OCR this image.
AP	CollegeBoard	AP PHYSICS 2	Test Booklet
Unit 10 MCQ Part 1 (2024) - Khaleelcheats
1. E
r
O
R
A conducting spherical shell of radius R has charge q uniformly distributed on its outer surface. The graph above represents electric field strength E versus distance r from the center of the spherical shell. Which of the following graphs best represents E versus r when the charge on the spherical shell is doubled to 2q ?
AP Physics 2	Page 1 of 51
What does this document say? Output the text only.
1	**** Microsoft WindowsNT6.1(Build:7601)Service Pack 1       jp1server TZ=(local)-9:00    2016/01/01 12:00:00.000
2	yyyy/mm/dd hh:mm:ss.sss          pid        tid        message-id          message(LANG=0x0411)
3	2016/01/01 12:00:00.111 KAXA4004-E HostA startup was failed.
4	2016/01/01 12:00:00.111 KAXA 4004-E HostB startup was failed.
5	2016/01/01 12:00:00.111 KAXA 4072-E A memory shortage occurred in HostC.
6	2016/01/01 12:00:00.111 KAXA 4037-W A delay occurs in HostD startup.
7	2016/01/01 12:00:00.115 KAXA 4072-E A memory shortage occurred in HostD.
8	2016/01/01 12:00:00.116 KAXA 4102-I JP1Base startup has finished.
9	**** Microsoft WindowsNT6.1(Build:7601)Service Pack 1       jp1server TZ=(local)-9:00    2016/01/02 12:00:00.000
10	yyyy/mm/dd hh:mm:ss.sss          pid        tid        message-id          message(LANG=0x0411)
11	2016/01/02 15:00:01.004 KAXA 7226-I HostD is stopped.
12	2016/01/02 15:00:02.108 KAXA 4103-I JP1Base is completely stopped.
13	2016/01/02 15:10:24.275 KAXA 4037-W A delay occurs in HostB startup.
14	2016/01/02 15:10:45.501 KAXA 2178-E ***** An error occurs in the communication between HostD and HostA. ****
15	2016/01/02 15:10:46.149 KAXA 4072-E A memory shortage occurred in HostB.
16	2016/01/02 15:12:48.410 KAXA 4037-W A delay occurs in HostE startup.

• • • • • • •

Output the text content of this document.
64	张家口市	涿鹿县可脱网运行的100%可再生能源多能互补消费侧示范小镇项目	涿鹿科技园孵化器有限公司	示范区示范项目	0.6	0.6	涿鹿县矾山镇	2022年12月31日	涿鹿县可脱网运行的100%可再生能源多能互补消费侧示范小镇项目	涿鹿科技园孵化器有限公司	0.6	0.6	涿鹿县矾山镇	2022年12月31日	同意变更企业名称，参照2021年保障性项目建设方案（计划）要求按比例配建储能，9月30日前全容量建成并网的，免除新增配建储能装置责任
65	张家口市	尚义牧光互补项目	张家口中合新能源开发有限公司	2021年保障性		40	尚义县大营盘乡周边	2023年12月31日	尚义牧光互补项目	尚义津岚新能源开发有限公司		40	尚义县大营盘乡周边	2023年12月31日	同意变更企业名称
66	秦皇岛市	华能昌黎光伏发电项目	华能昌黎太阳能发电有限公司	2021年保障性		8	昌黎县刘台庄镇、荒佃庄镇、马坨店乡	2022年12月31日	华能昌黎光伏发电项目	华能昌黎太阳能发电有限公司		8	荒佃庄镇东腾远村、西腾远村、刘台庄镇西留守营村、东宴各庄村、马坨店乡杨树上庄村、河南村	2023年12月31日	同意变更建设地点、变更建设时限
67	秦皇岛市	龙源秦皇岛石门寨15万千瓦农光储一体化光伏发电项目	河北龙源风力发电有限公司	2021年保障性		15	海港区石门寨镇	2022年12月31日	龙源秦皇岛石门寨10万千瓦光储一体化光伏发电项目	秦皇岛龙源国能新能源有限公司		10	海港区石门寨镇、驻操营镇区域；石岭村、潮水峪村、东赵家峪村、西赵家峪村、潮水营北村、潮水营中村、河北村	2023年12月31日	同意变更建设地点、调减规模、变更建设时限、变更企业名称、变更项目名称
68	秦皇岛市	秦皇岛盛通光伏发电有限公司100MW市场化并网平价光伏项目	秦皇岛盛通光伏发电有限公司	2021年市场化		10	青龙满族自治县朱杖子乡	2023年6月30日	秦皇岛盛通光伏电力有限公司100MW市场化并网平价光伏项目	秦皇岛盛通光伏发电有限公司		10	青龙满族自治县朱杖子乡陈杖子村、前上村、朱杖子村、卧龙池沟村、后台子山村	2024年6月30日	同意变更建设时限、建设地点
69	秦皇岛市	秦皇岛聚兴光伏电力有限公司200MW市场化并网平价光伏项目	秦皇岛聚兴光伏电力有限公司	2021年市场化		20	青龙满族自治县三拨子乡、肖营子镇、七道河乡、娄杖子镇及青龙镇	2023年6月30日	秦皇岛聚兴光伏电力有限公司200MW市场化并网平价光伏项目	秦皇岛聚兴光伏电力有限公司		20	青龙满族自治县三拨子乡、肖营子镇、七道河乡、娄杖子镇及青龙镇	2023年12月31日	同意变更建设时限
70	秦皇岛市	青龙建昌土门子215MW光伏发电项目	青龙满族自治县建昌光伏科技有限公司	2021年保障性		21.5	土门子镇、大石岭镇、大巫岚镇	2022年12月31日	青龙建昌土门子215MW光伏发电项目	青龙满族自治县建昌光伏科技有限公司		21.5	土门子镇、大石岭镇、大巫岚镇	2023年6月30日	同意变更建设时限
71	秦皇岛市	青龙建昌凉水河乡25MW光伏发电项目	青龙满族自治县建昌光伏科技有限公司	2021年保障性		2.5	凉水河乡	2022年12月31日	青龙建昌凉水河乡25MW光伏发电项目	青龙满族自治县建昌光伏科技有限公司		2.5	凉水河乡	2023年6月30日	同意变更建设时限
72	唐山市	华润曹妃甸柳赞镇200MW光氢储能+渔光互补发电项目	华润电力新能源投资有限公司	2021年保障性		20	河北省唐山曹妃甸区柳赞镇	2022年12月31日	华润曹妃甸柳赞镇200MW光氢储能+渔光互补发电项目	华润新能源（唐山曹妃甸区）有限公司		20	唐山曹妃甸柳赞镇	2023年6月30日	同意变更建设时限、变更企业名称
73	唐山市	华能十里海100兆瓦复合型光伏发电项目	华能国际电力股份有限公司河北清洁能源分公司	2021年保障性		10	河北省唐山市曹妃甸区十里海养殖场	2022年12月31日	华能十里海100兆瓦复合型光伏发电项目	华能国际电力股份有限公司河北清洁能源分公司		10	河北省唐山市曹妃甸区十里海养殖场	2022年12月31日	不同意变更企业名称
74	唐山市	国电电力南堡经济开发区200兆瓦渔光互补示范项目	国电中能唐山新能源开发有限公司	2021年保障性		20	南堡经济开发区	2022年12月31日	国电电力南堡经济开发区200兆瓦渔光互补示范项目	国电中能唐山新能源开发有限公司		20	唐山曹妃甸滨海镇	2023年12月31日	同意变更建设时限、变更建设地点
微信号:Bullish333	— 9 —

• • • • • • •

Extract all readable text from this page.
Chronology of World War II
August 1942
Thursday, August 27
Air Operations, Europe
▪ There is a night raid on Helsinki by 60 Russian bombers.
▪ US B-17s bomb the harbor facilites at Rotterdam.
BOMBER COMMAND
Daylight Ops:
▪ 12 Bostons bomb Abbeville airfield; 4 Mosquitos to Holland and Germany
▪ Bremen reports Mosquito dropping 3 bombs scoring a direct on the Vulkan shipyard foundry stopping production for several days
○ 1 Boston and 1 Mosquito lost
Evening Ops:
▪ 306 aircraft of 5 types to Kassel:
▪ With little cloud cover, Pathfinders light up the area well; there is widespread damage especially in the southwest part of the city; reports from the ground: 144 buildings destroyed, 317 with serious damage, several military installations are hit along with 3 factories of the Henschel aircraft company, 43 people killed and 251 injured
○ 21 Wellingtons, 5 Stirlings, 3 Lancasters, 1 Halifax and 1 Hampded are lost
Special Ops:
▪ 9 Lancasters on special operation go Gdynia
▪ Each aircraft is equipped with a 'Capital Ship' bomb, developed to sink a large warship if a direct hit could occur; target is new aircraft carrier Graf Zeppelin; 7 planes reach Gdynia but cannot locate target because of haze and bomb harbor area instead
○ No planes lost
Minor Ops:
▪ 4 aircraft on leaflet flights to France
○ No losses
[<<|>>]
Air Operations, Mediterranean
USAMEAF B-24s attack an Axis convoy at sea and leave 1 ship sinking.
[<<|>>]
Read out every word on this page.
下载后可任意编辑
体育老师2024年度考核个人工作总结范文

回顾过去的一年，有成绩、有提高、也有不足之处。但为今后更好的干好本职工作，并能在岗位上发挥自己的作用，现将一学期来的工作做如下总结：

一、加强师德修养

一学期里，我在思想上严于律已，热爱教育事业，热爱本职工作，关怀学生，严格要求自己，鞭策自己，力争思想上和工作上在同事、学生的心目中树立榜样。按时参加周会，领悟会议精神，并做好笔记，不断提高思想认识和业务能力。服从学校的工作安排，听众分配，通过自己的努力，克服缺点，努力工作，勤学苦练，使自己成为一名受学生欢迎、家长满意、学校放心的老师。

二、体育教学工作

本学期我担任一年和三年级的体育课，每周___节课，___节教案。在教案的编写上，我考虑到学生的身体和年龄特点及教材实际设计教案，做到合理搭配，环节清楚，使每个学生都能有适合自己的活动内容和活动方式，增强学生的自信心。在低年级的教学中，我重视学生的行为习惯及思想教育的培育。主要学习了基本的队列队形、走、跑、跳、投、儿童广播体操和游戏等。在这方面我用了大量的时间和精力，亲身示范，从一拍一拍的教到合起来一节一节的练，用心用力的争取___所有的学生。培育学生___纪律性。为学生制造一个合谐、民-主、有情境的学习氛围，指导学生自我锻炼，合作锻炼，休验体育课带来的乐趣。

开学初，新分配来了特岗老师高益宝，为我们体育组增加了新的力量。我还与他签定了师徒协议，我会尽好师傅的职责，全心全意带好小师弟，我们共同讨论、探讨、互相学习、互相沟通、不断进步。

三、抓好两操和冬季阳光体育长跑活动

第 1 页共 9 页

• • • • • • •

**The exercise:** List all lines above in which the string "Output" appears.

**Exercise solution:**
What does this document say? Output the text only.
Output the text content of this document.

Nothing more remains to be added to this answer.